» **Your task**
Scan the data beneath this task and copy each line that includes "JSON".

___ Listed entries

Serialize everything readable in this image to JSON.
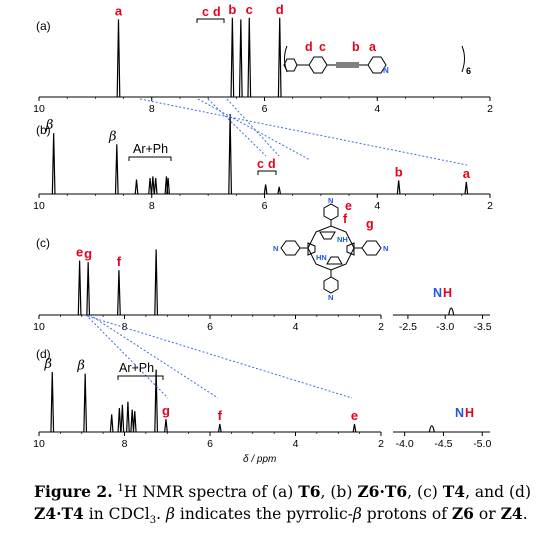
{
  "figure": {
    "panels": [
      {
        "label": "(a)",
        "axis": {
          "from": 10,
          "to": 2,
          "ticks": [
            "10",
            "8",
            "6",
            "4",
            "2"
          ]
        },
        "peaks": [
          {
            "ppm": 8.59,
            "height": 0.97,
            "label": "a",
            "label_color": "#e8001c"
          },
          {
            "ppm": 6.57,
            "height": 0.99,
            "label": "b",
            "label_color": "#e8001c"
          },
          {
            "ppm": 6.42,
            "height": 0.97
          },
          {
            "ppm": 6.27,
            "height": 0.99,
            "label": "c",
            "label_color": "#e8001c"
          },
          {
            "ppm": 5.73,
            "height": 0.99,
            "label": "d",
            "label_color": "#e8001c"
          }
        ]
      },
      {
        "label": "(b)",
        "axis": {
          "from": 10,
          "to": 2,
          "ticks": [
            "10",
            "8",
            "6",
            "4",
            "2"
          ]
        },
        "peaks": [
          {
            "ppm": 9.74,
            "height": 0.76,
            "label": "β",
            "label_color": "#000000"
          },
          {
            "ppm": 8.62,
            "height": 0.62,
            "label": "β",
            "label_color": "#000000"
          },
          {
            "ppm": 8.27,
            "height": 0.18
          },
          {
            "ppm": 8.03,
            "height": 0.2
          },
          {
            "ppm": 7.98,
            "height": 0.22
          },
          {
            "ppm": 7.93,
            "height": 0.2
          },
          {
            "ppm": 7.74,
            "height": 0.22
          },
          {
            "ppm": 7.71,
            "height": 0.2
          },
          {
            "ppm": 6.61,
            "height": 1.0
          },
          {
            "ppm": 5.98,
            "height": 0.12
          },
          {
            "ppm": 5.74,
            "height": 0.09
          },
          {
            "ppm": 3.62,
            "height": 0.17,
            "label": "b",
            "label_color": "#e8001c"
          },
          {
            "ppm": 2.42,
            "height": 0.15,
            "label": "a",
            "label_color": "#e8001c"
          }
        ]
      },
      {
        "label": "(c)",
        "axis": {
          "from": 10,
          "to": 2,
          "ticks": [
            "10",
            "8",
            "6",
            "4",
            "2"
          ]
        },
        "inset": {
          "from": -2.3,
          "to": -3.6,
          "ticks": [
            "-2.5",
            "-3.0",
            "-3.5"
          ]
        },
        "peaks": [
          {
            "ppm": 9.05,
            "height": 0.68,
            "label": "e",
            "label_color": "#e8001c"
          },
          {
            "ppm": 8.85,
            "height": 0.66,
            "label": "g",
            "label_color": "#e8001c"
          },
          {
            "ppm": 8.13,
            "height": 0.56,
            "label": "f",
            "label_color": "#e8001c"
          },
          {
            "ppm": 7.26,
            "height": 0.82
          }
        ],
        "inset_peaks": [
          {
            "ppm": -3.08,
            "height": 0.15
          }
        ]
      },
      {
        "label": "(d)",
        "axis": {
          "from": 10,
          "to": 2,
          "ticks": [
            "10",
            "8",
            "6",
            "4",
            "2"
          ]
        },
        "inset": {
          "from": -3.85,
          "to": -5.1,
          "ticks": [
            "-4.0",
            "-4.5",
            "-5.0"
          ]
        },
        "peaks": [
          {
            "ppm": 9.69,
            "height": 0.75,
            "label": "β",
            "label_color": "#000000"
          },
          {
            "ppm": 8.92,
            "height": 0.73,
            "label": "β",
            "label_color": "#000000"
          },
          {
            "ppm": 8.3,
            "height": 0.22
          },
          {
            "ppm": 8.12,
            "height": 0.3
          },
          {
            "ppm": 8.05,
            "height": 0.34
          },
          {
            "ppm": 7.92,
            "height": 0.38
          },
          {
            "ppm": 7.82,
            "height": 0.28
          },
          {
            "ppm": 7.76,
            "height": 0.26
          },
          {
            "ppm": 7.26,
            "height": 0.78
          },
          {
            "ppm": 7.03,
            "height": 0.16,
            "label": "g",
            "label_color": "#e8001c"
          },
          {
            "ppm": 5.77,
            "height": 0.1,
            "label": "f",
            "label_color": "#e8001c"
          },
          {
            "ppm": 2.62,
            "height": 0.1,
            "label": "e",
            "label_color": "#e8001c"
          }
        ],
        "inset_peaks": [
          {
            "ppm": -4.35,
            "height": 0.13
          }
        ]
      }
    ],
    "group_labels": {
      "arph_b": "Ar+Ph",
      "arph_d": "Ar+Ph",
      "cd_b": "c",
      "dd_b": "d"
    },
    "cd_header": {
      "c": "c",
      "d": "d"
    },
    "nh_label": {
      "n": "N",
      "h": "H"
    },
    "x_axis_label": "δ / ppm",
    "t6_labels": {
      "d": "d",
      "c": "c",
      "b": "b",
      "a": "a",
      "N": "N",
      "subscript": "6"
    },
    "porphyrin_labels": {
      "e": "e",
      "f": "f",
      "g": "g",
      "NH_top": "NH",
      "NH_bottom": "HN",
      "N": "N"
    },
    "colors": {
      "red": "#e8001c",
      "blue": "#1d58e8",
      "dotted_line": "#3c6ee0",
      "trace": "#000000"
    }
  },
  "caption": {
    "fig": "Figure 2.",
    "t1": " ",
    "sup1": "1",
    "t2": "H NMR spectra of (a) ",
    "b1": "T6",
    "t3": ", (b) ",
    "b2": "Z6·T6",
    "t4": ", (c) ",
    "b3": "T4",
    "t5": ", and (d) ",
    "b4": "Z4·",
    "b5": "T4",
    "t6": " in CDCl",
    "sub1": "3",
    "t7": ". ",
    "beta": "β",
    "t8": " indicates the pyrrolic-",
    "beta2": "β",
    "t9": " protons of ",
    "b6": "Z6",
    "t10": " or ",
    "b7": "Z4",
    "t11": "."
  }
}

______
___ Listed entries

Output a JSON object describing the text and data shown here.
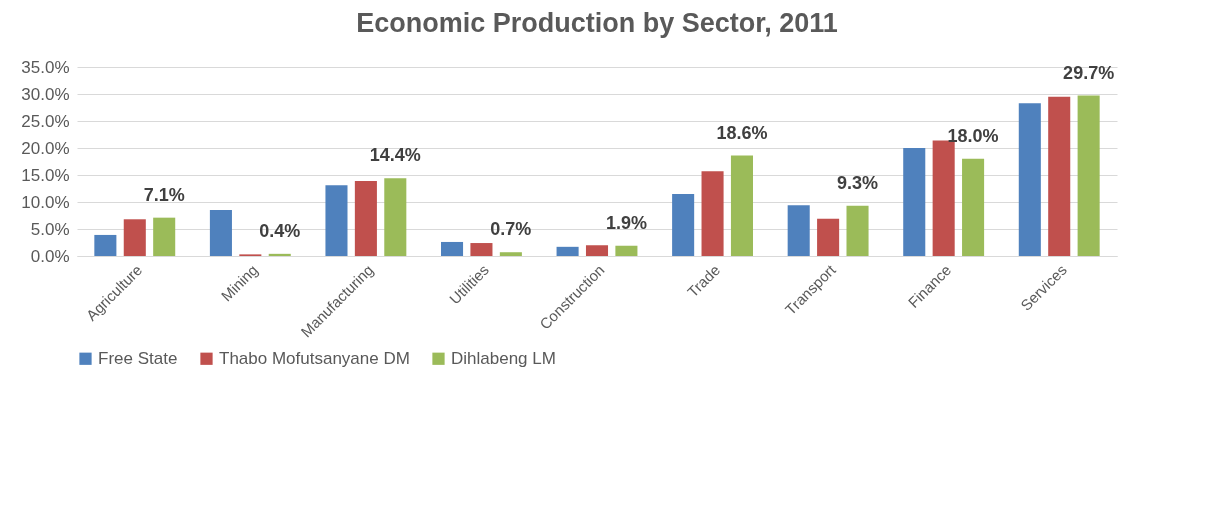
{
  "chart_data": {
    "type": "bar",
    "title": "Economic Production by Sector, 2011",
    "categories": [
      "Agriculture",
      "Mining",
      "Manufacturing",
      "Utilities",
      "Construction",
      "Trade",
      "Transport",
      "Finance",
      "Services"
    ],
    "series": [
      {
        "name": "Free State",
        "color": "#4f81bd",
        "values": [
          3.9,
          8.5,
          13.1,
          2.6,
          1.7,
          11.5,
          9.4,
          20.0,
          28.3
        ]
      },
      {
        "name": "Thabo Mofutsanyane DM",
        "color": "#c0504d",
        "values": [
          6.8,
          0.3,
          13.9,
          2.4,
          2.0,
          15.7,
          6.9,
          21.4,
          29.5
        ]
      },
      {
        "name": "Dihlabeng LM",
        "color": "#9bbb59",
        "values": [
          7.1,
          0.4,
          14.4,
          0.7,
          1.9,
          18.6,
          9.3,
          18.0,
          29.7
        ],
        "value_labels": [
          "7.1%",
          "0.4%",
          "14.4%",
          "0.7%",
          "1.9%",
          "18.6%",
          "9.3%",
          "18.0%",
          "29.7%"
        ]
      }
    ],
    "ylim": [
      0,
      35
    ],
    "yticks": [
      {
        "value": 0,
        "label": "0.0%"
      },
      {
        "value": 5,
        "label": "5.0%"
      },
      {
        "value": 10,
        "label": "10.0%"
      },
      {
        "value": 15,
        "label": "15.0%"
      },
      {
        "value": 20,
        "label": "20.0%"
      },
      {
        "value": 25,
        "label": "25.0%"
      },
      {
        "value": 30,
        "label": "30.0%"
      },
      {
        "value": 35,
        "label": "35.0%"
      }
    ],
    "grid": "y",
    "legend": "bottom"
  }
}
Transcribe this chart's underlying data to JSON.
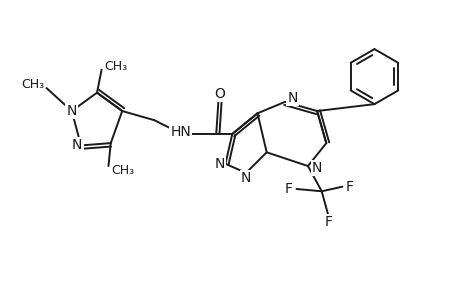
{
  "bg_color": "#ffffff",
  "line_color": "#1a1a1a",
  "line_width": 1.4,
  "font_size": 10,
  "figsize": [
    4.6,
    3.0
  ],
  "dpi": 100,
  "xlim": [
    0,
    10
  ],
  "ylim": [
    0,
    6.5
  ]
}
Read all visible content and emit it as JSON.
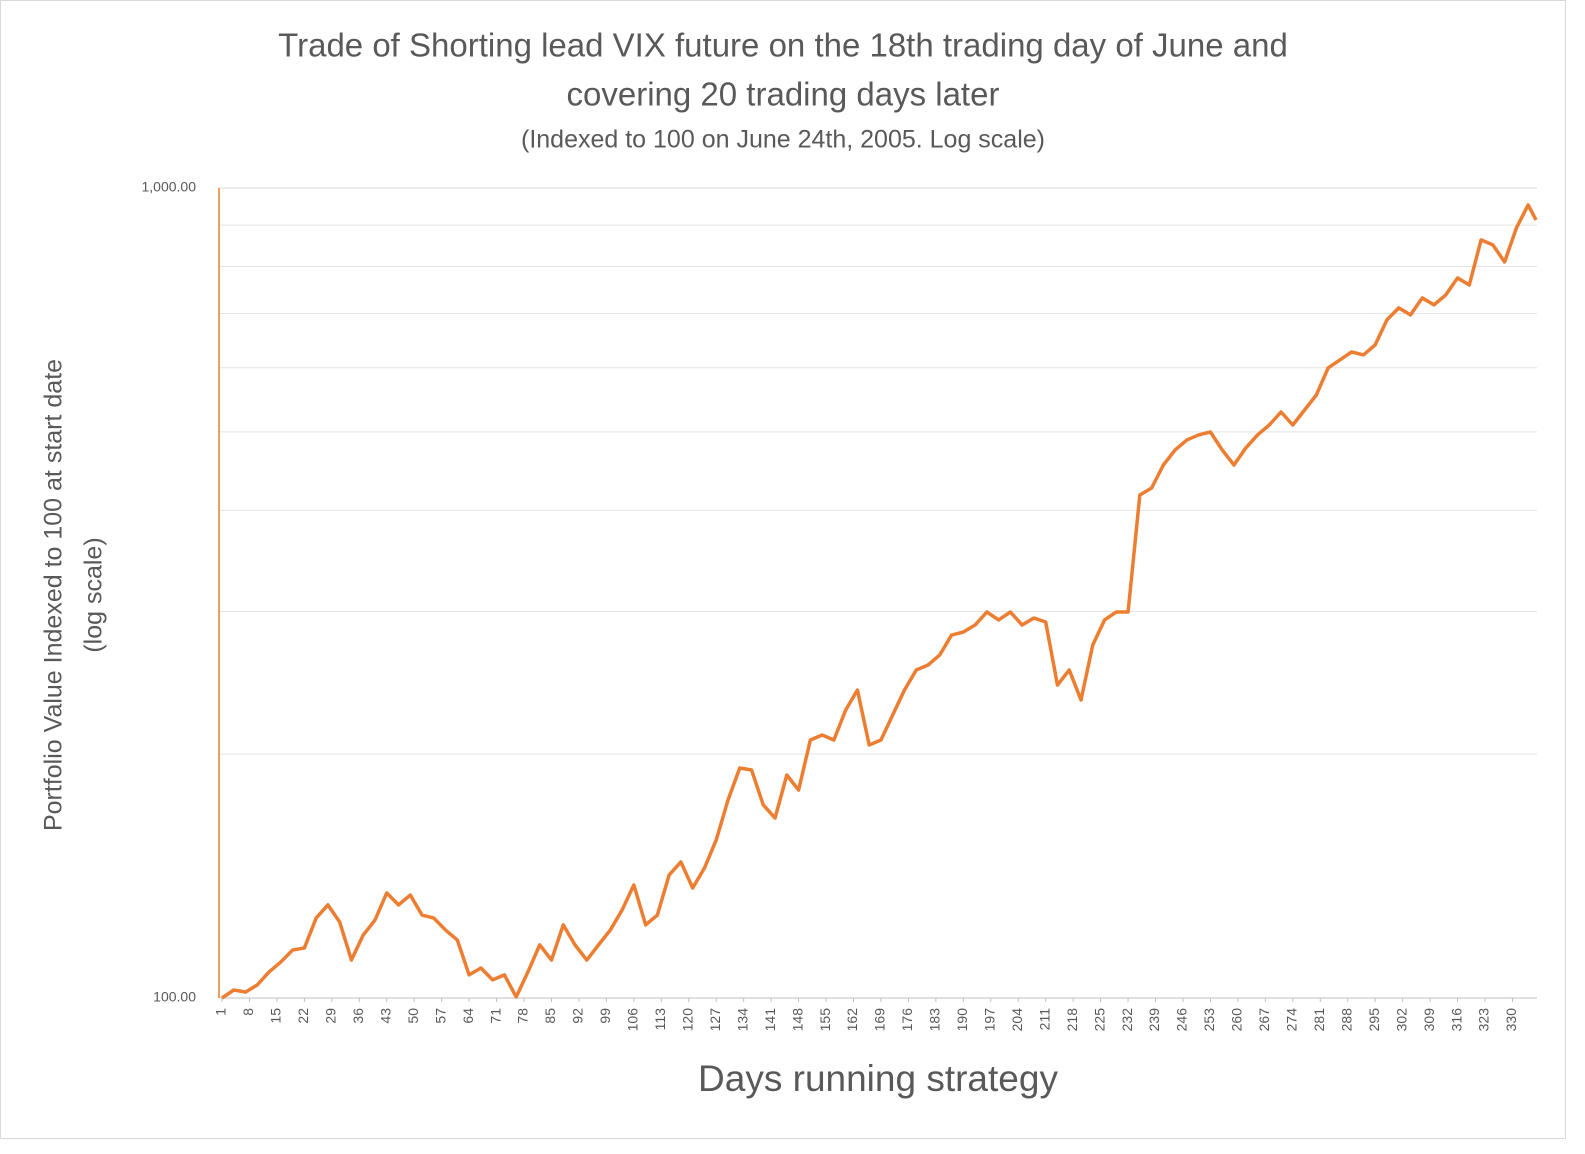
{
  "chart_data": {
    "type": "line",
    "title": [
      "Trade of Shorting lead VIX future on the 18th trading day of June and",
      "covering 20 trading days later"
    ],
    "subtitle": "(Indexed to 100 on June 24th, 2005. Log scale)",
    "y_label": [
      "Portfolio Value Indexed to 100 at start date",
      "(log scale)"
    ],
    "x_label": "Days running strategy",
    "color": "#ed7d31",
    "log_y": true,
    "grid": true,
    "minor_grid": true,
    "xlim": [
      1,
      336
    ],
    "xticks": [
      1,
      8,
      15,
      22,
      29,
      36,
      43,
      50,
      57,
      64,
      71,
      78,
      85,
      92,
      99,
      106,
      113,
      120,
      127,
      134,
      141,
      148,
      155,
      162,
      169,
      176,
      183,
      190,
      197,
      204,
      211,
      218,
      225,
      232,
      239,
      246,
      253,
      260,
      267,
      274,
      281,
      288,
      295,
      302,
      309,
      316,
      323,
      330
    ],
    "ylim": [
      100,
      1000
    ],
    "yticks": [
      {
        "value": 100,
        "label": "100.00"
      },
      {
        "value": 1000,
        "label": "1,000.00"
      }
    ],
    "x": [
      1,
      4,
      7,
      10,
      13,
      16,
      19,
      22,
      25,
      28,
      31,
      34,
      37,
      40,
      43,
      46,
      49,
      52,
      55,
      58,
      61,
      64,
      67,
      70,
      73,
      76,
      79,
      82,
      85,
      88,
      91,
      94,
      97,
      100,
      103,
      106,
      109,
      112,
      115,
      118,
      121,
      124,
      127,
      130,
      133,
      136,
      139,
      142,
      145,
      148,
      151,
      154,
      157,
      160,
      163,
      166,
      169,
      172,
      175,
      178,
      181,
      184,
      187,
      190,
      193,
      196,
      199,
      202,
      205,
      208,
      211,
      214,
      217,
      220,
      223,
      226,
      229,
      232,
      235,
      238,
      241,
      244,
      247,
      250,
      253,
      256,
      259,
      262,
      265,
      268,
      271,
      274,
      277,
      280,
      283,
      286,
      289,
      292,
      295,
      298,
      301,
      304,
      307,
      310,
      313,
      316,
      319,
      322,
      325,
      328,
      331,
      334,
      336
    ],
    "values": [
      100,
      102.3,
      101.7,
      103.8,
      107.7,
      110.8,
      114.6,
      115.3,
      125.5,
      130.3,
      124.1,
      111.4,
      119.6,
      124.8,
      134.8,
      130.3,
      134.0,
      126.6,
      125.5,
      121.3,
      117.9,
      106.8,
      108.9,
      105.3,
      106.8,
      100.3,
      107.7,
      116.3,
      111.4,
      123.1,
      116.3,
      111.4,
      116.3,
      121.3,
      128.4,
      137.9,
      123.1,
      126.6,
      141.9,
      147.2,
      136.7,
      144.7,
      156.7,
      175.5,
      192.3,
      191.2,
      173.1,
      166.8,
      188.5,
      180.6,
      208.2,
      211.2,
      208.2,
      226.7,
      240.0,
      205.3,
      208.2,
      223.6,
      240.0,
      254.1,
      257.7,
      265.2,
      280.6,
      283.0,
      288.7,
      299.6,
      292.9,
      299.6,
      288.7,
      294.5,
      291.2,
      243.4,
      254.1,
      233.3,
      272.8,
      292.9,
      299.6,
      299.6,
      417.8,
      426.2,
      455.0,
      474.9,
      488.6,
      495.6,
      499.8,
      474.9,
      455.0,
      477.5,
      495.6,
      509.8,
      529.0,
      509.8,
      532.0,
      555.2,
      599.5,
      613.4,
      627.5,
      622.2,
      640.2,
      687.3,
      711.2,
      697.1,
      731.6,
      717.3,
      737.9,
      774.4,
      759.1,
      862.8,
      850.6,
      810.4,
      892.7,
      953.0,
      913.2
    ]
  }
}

______
___ Listed entries

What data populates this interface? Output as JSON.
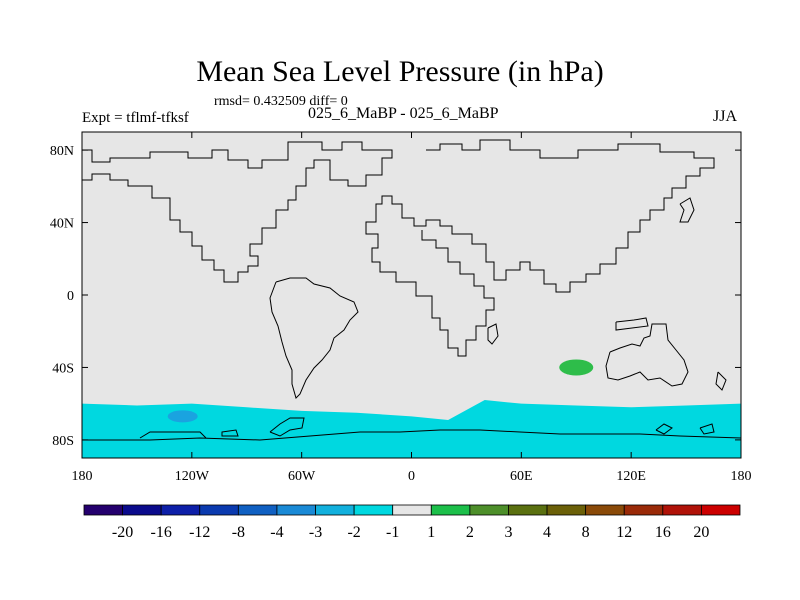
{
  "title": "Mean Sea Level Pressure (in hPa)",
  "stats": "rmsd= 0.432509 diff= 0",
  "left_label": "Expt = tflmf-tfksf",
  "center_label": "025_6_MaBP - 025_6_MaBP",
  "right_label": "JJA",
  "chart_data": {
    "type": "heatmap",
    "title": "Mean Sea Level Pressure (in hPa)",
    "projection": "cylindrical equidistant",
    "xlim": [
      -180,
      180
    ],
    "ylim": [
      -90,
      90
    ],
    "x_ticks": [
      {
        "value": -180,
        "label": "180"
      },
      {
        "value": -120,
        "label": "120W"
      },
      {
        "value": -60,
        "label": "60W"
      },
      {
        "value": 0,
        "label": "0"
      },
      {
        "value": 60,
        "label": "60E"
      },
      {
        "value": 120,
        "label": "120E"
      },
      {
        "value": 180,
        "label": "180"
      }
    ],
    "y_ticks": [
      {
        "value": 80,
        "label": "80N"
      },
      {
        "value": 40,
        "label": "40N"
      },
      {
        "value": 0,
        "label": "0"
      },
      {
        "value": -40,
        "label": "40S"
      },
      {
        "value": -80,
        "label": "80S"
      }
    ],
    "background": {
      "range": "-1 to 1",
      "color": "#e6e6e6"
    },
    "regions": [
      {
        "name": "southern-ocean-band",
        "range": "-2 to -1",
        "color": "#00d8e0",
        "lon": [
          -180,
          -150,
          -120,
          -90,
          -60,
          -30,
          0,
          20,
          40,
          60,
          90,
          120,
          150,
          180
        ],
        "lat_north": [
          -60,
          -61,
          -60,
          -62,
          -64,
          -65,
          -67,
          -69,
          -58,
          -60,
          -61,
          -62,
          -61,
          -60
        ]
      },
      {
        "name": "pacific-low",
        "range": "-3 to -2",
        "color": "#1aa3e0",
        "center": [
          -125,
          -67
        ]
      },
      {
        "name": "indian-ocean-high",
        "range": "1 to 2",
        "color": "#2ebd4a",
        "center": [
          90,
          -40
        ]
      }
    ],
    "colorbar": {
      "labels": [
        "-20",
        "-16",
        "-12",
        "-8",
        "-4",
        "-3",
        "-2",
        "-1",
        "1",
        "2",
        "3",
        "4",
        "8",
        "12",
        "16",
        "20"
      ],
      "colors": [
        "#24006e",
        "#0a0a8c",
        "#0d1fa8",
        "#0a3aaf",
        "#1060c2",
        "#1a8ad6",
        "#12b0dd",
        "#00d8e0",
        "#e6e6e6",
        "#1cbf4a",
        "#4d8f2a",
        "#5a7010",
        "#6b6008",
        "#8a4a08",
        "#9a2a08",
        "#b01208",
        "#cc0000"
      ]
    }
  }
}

______

» **Output**
Serialize everything readable in this image to JSON.
Output a JSON object describing the text and data shown here.
Transcribe this chart's underlying data to JSON.
Read all visible content and emit it as JSON.
What data populates this interface? Output as JSON.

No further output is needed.